----- RECORDS TO PROCESS
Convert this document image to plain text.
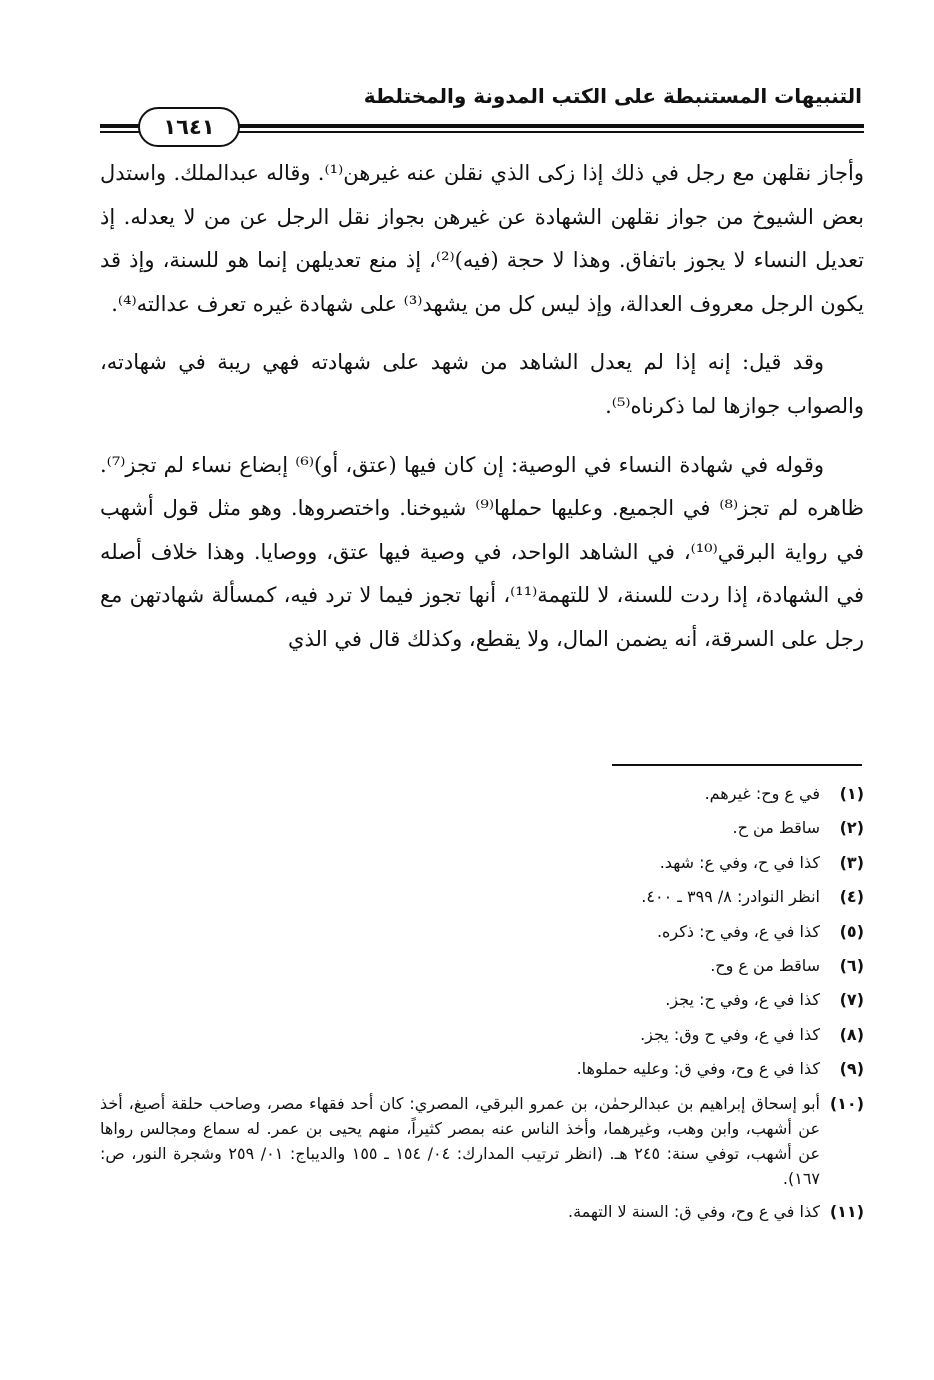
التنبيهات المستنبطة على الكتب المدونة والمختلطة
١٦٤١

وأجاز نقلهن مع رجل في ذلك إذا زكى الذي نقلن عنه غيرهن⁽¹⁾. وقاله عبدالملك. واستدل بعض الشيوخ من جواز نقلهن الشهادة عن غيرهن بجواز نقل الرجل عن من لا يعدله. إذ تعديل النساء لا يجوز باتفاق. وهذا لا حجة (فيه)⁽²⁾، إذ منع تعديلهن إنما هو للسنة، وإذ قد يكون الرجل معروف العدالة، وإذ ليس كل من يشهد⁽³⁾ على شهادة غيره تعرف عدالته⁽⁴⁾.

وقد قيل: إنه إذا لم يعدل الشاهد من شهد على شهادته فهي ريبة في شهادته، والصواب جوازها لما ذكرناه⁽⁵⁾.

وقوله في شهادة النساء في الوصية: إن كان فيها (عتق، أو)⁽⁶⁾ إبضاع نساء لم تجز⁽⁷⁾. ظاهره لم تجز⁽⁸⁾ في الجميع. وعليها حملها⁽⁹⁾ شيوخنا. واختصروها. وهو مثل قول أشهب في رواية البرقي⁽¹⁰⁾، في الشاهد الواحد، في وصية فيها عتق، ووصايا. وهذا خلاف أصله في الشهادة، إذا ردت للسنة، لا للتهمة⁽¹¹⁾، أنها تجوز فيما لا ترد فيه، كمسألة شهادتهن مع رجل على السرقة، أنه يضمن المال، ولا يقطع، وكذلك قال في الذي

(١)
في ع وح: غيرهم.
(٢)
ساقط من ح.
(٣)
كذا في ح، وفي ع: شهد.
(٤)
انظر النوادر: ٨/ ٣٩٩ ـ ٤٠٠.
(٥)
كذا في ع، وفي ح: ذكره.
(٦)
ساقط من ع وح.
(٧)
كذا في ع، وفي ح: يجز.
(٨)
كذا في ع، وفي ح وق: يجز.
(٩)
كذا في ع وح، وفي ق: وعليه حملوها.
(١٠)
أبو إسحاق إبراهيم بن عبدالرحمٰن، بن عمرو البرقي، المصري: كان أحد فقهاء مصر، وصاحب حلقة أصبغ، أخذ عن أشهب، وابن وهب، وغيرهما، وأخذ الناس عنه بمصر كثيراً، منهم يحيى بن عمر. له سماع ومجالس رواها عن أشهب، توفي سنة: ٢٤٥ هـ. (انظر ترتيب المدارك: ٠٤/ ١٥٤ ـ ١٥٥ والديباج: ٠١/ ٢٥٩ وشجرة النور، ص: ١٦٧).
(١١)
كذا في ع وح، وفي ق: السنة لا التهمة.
----------
GOAL OF THE EXERCISE -> Leave out the pictures and copy every record above exactly.

RESULT FOR THIS TASK ->
Convert this document image to plain text.
التنبيهات المستنبطة على الكتب المدونة والمختلطة
١٦٤١

وأجاز نقلهن مع رجل في ذلك إذا زكى الذي نقلن عنه غيرهن⁽¹⁾. وقاله عبدالملك. واستدل بعض الشيوخ من جواز نقلهن الشهادة عن غيرهن بجواز نقل الرجل عن من لا يعدله. إذ تعديل النساء لا يجوز باتفاق. وهذا لا حجة (فيه)⁽²⁾، إذ منع تعديلهن إنما هو للسنة، وإذ قد يكون الرجل معروف العدالة، وإذ ليس كل من يشهد⁽³⁾ على شهادة غيره تعرف عدالته⁽⁴⁾.

وقد قيل: إنه إذا لم يعدل الشاهد من شهد على شهادته فهي ريبة في شهادته، والصواب جوازها لما ذكرناه⁽⁵⁾.

وقوله في شهادة النساء في الوصية: إن كان فيها (عتق، أو)⁽⁶⁾ إبضاع نساء لم تجز⁽⁷⁾. ظاهره لم تجز⁽⁸⁾ في الجميع. وعليها حملها⁽⁹⁾ شيوخنا. واختصروها. وهو مثل قول أشهب في رواية البرقي⁽¹⁰⁾، في الشاهد الواحد، في وصية فيها عتق، ووصايا. وهذا خلاف أصله في الشهادة، إذا ردت للسنة، لا للتهمة⁽¹¹⁾، أنها تجوز فيما لا ترد فيه، كمسألة شهادتهن مع رجل على السرقة، أنه يضمن المال، ولا يقطع، وكذلك قال في الذي

(١)
في ع وح: غيرهم.
(٢)
ساقط من ح.
(٣)
كذا في ح، وفي ع: شهد.
(٤)
انظر النوادر: ٨/ ٣٩٩ ـ ٤٠٠.
(٥)
كذا في ع، وفي ح: ذكره.
(٦)
ساقط من ع وح.
(٧)
كذا في ع، وفي ح: يجز.
(٨)
كذا في ع، وفي ح وق: يجز.
(٩)
كذا في ع وح، وفي ق: وعليه حملوها.
(١٠)
أبو إسحاق إبراهيم بن عبدالرحمٰن، بن عمرو البرقي، المصري: كان أحد فقهاء مصر، وصاحب حلقة أصبغ، أخذ عن أشهب، وابن وهب، وغيرهما، وأخذ الناس عنه بمصر كثيراً، منهم يحيى بن عمر. له سماع ومجالس رواها عن أشهب، توفي سنة: ٢٤٥ هـ. (انظر ترتيب المدارك: ٠٤/ ١٥٤ ـ ١٥٥ والديباج: ٠١/ ٢٥٩ وشجرة النور، ص: ١٦٧).
(١١)
كذا في ع وح، وفي ق: السنة لا التهمة.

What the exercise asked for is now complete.